Passage given:
********************

Lee Dow (2008: p. 4) asserts that the importance attached to high quality teaching has increased in recent years. Teaching quality is associated with students’ learning and teaching experiences. Vermeulen and Schmidt (2008), note that the university setting is aligned with “interaction and the curriculum”. As Kehm (2006), Massy (2005) and Dill (2010) found in their examination of external assessment practices, student learning becomes more effective when collaboration is created among lecturers and students. Further, Tinto’s ‘Social Integration Model’ (1975) emphasizes the value of social and academic integration to university students and Sander et al. (2000) indicated that when students’ expectations are met drop out rates decrease significantly, while Duff et al. (2003) suggest that personality traits such as extraversion, conscientiousness and openness to experience correlate positively with academic success. Moreover Read, Archer and Leathwood (2003) argue that the degree to which students feel involved with the academic culture is itself determined by the academic culture. Bakioğlu and Hacıfazlıoğlu (2010) examined undergraduate students’ perceptions of teaching quality through the dimensions of integration and interaction, something to which academia has previously attached importance (Kuh & Hu, 2001). It can be argued that higher education teaching has moved into a new paradigm, where students are not only the receivers of knowledge but also the inquirers and the practitioners of it.

********************

Raw data:
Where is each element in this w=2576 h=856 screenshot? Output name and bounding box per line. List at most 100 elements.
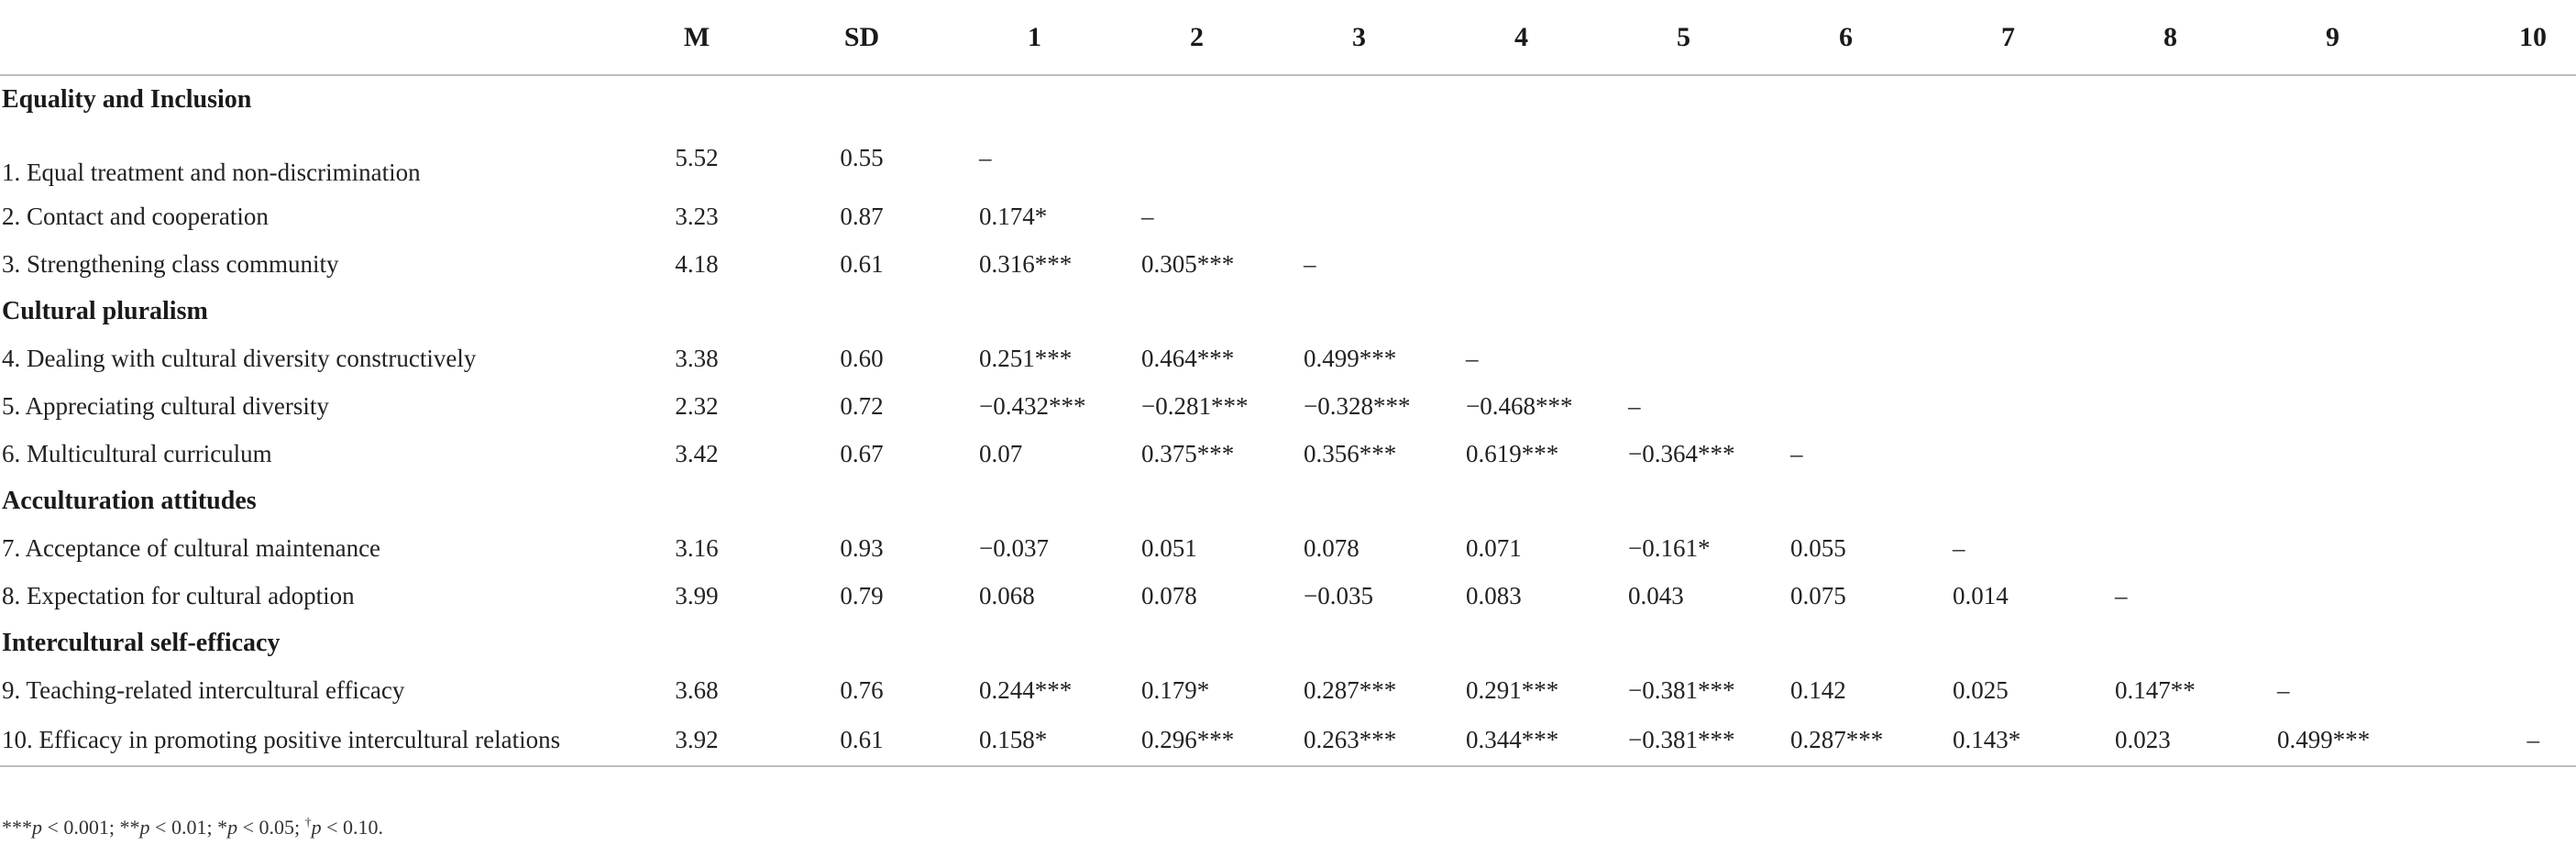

********************

Goal:
In the passage on teaching quality, what did Sander et al. (2000) find happens when students' expectations are met? The data isn't needed for this.

Answer in full:
Dropout rates decrease significantly.